Your objective | Your task is to filter the data below down to the lines holding "boost".
§
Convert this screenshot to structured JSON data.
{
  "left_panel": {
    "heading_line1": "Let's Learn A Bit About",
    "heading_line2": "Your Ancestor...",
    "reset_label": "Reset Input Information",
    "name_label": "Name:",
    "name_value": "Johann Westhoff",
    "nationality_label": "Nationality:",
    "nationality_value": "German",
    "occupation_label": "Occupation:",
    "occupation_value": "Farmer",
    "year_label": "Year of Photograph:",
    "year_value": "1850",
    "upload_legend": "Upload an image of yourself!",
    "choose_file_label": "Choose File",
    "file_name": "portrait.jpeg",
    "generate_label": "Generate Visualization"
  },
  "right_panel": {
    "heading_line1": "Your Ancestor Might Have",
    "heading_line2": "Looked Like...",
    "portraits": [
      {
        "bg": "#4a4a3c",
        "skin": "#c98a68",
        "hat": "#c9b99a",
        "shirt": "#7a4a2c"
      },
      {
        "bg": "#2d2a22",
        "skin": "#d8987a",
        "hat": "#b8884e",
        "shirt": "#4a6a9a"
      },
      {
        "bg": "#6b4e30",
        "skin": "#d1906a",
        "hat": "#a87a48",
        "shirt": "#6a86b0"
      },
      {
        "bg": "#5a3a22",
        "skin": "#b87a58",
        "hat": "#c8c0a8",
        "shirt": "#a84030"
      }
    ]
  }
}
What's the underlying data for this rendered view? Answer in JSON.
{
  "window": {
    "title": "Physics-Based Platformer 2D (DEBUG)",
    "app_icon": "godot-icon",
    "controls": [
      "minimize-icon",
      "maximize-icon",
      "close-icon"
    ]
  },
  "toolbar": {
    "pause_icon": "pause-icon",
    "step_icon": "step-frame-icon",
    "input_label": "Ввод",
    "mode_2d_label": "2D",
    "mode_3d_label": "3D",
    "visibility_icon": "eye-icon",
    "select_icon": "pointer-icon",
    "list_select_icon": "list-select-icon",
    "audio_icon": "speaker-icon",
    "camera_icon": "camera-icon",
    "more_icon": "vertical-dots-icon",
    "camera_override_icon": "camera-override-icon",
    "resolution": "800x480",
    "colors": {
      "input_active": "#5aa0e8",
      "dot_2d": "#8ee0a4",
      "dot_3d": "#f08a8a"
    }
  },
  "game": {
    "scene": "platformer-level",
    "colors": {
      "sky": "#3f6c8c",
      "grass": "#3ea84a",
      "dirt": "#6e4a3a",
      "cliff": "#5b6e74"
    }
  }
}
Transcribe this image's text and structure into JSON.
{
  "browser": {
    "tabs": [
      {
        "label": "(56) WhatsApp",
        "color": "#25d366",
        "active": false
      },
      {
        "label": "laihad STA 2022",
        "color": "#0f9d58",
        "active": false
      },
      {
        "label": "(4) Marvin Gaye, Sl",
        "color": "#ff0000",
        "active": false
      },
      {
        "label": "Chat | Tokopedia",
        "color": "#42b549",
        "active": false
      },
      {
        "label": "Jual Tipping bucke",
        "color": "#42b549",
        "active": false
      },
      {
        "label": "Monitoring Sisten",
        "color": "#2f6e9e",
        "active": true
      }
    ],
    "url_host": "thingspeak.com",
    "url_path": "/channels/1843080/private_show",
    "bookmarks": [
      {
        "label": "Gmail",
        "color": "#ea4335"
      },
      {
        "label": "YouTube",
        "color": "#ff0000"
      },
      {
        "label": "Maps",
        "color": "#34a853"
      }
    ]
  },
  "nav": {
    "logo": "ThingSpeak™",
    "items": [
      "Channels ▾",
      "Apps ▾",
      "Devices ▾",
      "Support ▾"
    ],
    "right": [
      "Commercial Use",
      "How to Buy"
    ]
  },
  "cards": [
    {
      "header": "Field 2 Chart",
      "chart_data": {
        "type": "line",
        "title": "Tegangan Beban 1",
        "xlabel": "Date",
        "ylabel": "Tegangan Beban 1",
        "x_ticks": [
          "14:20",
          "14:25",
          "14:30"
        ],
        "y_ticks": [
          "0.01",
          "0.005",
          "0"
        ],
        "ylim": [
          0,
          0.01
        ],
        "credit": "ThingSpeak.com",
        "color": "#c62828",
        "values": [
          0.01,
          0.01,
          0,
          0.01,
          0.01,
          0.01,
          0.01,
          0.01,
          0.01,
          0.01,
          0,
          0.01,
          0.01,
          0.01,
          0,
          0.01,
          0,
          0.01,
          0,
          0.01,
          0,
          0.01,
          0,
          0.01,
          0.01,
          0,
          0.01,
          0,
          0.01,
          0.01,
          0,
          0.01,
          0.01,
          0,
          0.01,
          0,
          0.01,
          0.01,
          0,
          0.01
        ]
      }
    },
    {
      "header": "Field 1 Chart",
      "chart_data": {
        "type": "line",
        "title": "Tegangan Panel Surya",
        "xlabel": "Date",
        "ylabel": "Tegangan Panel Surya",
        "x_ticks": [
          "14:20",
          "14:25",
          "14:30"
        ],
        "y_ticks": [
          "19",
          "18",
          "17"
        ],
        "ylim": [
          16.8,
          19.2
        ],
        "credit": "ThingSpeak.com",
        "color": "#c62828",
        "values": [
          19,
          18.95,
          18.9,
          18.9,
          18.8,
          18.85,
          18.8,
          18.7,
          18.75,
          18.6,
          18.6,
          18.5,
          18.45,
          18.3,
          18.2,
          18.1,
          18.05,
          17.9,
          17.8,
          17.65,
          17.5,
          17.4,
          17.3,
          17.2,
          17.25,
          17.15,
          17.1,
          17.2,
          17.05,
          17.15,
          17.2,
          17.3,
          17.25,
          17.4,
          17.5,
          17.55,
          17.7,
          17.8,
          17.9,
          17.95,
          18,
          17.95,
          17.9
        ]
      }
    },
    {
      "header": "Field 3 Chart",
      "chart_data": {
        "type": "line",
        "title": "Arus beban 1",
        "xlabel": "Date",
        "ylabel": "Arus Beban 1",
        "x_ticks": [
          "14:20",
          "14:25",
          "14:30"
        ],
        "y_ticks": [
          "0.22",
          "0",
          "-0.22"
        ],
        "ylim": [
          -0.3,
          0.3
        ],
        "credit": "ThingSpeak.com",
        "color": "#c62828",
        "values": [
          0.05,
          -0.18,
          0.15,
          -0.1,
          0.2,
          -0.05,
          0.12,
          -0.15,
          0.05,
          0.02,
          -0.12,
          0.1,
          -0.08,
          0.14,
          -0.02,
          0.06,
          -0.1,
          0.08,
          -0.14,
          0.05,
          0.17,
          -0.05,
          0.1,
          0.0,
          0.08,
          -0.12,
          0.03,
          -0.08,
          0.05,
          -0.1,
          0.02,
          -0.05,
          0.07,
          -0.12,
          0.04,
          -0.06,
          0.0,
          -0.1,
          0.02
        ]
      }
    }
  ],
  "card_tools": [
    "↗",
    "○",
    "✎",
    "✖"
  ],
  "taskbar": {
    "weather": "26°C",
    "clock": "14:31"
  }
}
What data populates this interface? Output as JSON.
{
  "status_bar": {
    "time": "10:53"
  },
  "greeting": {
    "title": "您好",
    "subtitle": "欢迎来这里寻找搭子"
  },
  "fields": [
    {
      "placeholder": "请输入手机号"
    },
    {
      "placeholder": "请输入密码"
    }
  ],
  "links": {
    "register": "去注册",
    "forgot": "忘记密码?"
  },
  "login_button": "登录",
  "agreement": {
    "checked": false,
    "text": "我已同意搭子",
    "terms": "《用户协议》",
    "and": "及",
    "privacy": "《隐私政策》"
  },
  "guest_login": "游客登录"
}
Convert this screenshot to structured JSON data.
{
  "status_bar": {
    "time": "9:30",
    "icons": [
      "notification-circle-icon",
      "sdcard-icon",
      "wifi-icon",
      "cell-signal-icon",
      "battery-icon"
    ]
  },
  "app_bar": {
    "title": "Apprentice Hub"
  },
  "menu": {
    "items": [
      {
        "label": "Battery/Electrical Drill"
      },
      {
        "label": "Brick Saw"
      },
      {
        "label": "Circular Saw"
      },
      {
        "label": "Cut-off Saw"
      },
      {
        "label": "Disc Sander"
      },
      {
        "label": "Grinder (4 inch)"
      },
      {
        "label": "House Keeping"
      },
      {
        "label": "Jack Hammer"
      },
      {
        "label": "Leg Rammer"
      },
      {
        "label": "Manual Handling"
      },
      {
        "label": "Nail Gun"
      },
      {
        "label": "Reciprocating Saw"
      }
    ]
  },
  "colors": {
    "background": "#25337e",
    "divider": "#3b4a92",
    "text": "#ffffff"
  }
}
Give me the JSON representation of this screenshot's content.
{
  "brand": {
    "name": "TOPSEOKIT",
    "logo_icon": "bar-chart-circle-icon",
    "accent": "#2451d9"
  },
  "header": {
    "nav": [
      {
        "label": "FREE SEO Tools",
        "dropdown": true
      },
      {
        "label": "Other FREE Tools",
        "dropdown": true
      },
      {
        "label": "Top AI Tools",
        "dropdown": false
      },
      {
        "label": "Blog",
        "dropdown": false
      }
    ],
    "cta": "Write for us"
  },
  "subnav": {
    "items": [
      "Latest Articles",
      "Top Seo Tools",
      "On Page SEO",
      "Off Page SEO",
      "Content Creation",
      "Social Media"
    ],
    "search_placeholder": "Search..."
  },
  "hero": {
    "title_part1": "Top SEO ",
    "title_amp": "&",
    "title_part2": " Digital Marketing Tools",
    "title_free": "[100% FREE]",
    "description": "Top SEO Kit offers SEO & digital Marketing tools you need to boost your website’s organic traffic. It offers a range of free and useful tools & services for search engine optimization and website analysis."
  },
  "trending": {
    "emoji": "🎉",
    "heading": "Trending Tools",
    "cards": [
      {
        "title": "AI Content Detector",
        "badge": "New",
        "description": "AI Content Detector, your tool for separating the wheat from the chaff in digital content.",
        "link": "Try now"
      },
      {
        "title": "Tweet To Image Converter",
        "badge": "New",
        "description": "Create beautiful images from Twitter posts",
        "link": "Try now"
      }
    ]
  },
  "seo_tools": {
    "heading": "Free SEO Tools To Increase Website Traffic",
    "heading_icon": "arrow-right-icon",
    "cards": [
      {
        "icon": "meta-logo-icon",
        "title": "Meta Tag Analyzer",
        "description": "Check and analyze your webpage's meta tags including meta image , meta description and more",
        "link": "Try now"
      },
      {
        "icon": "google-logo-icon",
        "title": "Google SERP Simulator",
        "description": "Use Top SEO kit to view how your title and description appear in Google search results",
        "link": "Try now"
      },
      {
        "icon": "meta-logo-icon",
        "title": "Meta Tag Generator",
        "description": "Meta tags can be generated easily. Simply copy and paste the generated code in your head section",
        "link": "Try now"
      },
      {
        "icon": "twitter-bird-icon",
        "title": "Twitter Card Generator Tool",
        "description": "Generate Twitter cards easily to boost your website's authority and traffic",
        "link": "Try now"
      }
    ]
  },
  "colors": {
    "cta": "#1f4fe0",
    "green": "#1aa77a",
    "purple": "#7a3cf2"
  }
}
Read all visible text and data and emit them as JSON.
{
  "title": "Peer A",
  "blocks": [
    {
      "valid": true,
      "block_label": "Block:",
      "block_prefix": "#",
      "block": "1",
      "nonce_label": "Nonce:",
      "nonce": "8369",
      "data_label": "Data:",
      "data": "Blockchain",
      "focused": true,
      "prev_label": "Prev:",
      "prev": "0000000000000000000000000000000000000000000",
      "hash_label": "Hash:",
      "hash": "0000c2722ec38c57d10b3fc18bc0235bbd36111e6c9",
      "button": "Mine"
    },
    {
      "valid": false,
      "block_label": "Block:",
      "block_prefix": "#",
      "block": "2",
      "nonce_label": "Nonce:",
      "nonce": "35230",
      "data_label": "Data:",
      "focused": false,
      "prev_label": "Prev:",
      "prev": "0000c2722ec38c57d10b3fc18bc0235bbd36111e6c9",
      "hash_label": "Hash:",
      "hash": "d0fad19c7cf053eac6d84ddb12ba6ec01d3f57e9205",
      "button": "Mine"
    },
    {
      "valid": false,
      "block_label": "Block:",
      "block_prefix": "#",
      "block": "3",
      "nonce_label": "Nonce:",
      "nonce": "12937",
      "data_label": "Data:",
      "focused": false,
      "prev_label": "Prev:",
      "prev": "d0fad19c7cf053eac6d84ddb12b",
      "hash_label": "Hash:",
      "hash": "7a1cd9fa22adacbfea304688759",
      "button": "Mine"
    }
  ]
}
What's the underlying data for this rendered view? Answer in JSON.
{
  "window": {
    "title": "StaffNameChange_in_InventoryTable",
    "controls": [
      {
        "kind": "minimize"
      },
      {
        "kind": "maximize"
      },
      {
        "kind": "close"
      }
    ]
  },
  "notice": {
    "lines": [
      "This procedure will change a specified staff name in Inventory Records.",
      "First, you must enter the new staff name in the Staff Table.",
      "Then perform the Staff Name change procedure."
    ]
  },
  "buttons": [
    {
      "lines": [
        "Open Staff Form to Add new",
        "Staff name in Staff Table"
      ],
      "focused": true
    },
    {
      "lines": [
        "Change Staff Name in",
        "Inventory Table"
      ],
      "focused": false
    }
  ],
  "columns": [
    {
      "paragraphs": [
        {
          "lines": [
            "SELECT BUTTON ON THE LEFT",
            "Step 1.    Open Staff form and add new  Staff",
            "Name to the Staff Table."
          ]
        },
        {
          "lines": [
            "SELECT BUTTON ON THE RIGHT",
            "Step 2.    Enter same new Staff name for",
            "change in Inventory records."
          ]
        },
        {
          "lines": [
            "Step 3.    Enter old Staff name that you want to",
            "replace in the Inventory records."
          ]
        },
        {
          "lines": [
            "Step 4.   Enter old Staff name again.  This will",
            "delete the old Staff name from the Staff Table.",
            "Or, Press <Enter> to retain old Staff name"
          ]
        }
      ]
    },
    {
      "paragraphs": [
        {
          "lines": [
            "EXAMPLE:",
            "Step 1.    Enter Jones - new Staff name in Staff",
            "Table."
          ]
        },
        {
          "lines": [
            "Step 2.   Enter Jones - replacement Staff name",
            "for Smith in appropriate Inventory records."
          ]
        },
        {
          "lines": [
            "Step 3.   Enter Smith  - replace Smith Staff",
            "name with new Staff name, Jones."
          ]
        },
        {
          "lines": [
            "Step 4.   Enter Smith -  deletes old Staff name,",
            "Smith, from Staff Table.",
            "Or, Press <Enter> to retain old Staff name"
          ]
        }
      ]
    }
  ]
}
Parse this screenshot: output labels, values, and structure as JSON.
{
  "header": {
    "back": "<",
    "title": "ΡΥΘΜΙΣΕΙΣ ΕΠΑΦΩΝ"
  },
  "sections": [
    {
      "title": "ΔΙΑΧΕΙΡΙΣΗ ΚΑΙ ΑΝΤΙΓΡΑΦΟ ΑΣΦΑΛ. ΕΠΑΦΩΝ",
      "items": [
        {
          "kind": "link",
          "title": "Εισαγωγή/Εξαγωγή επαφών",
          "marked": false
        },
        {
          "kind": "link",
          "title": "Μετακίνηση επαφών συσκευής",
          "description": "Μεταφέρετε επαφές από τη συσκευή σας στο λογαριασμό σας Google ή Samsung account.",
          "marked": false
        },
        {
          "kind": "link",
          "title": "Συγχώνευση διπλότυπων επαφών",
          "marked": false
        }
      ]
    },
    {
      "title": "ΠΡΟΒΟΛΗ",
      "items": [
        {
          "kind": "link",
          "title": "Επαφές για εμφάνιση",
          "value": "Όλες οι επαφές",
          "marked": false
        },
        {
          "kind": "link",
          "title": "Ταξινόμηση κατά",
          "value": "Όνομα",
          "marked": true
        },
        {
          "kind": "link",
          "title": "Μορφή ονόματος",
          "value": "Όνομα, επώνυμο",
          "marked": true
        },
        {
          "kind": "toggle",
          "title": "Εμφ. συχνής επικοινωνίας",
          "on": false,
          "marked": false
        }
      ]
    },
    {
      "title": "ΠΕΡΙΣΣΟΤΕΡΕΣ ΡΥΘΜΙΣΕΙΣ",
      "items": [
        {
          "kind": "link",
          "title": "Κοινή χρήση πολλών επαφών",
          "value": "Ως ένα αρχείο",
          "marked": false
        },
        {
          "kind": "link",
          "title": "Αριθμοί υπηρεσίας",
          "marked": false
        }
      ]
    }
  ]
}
§
Final answer |
    "description": "Top SEO Kit offers SEO & digital Marketing tools you need to boost your website’s organic traffic. It offers a range of free and useful tools & services for search engine optimization and website analysis."
        "description": "Generate Twitter cards easily to boost your website's authority and traffic",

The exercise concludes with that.